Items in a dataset
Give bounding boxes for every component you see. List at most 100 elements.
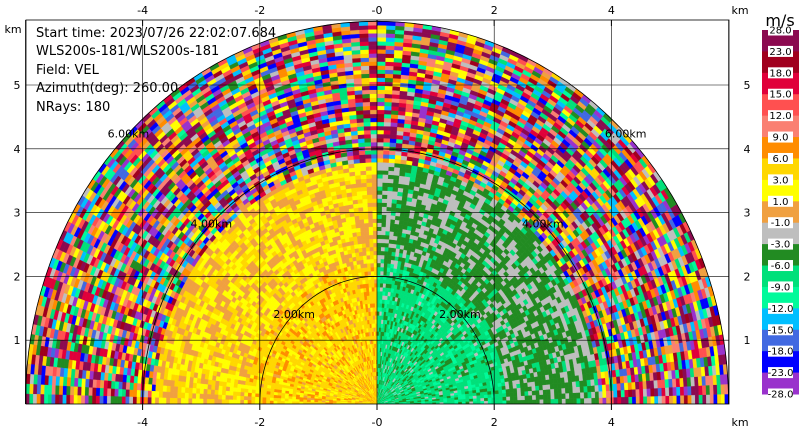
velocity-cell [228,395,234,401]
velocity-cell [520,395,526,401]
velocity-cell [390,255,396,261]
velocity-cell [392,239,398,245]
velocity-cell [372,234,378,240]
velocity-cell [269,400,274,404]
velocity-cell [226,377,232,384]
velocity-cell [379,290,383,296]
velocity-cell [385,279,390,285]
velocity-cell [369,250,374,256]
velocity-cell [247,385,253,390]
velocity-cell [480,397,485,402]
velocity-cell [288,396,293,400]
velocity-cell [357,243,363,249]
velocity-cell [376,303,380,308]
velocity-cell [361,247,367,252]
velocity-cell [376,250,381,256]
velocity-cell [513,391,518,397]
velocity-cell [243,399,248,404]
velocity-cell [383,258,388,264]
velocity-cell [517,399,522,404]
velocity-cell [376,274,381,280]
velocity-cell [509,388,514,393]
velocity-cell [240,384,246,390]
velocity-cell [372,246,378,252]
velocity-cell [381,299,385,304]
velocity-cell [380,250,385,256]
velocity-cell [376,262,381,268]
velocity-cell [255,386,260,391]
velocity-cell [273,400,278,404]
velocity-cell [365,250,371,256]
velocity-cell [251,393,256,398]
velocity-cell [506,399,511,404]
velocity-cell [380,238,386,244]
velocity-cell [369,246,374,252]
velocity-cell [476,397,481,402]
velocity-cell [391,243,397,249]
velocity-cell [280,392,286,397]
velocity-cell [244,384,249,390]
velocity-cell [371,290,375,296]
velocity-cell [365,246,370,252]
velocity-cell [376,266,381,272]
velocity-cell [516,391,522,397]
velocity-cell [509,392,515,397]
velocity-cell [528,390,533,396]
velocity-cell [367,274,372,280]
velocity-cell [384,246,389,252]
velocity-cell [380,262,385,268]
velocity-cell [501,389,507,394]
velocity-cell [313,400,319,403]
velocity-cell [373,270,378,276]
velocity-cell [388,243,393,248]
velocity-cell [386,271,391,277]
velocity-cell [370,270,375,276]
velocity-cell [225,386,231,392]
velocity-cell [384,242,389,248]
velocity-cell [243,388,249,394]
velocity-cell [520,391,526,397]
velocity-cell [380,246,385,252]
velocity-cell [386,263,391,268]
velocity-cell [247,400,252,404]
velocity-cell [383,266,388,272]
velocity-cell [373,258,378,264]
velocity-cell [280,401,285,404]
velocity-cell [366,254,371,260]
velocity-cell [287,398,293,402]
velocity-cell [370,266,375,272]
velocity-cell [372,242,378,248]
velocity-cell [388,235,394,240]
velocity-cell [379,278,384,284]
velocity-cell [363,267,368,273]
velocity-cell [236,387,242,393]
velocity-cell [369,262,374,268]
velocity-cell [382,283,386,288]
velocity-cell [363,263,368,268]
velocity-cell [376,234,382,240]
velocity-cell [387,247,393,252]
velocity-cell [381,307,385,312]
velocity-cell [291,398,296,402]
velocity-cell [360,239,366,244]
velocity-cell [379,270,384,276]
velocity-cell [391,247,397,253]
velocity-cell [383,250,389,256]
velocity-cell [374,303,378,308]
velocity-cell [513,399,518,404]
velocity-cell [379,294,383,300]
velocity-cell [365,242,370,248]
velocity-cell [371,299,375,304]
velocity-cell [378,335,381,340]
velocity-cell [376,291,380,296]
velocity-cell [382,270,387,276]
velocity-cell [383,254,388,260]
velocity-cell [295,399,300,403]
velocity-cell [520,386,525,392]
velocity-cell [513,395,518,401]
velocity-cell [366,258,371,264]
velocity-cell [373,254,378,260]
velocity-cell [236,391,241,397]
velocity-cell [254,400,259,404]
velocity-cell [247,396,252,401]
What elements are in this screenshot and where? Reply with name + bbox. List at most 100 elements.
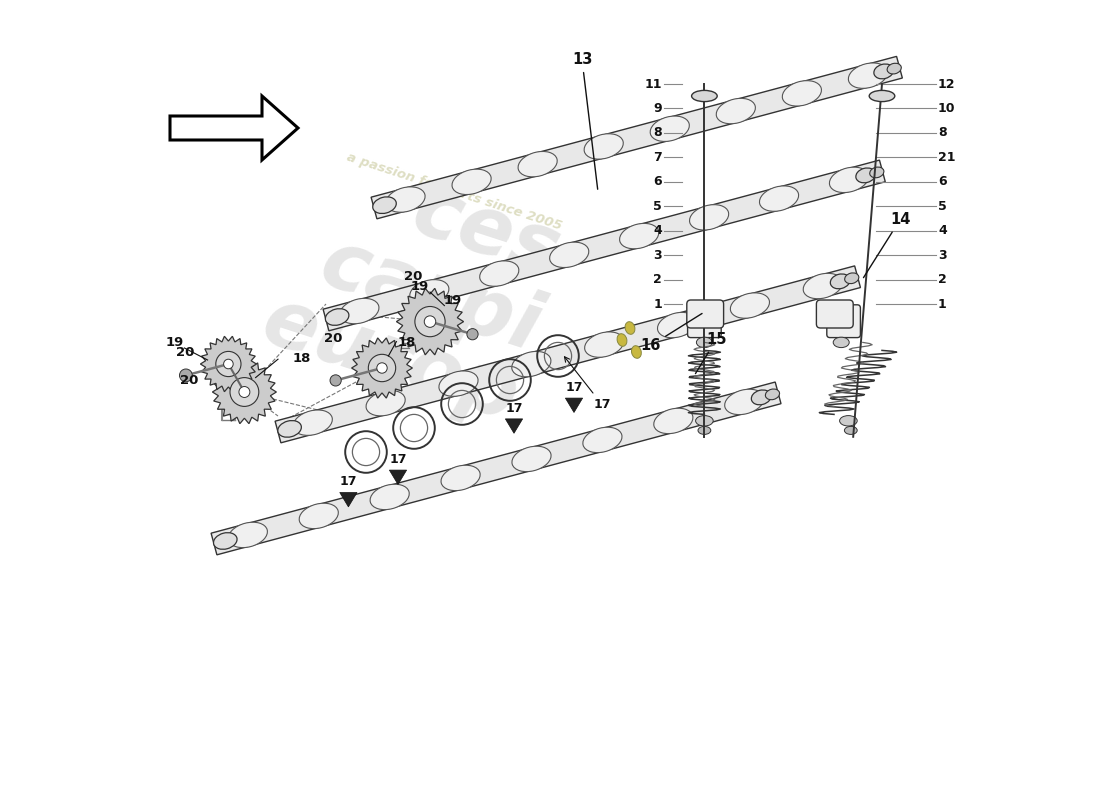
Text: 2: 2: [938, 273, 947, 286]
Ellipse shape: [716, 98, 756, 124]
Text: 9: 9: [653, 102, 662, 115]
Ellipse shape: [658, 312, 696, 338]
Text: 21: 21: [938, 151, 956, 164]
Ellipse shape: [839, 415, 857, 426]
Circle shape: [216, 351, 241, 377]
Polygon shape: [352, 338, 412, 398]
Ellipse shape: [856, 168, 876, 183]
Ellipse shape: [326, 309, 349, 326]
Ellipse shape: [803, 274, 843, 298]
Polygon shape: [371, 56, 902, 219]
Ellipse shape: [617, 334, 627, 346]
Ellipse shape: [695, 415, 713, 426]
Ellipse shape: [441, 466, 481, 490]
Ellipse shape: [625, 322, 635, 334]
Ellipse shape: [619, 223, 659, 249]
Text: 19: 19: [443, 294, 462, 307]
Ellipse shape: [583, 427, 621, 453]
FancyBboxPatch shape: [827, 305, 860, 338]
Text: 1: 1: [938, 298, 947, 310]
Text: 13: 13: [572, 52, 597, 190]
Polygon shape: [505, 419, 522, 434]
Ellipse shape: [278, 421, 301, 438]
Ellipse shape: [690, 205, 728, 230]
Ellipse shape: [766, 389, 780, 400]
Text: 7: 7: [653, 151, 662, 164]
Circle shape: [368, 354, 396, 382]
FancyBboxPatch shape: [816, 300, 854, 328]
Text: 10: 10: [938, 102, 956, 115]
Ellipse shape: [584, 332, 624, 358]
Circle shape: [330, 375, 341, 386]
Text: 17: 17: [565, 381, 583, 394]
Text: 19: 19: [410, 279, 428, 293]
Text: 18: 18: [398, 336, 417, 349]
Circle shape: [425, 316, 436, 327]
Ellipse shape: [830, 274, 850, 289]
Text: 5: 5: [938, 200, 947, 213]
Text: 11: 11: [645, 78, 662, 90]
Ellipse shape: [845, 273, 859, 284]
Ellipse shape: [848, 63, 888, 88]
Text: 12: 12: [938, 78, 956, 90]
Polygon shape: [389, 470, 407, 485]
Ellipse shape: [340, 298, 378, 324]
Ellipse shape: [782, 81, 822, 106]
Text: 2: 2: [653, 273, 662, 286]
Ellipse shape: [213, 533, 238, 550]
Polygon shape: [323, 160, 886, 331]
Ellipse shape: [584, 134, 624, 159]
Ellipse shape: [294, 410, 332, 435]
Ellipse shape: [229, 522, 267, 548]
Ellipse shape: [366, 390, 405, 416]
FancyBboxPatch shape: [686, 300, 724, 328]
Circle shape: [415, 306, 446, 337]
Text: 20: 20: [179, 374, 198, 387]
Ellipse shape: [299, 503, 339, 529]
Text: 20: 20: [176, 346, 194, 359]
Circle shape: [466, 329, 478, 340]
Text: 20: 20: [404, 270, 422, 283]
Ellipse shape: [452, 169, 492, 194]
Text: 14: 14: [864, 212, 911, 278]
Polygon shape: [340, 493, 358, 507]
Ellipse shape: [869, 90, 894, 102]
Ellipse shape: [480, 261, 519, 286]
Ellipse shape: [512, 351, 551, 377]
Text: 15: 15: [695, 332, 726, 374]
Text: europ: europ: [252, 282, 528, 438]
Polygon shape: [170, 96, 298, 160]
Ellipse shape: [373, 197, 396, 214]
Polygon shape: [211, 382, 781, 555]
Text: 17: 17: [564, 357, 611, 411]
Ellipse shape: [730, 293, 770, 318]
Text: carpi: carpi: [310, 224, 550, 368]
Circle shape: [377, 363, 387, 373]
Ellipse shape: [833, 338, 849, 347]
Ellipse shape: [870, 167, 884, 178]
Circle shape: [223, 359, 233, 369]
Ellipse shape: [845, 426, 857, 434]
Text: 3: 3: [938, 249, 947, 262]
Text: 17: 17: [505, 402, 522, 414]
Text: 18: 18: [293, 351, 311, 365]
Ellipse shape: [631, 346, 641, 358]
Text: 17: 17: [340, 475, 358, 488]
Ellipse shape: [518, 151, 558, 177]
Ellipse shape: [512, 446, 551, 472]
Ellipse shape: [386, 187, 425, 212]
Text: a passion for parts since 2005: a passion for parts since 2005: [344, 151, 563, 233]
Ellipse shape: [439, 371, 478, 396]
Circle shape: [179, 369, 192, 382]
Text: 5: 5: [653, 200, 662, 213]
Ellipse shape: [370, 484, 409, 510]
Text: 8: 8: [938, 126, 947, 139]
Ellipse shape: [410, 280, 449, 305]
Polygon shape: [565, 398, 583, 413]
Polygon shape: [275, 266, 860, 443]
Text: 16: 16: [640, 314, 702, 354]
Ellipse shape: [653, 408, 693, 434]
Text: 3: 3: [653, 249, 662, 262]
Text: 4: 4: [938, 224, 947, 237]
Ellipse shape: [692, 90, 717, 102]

Set exercise: Reproduce verbatim every item from the line containing "velocity-cell [228,395,234,401]" down to the line containing "velocity-cell [383,258,388,264]", with both of those lines included.

Written answer:
velocity-cell [228,395,234,401]
velocity-cell [520,395,526,401]
velocity-cell [390,255,396,261]
velocity-cell [392,239,398,245]
velocity-cell [372,234,378,240]
velocity-cell [269,400,274,404]
velocity-cell [226,377,232,384]
velocity-cell [379,290,383,296]
velocity-cell [385,279,390,285]
velocity-cell [369,250,374,256]
velocity-cell [247,385,253,390]
velocity-cell [480,397,485,402]
velocity-cell [288,396,293,400]
velocity-cell [357,243,363,249]
velocity-cell [376,303,380,308]
velocity-cell [361,247,367,252]
velocity-cell [376,250,381,256]
velocity-cell [513,391,518,397]
velocity-cell [243,399,248,404]
velocity-cell [383,258,388,264]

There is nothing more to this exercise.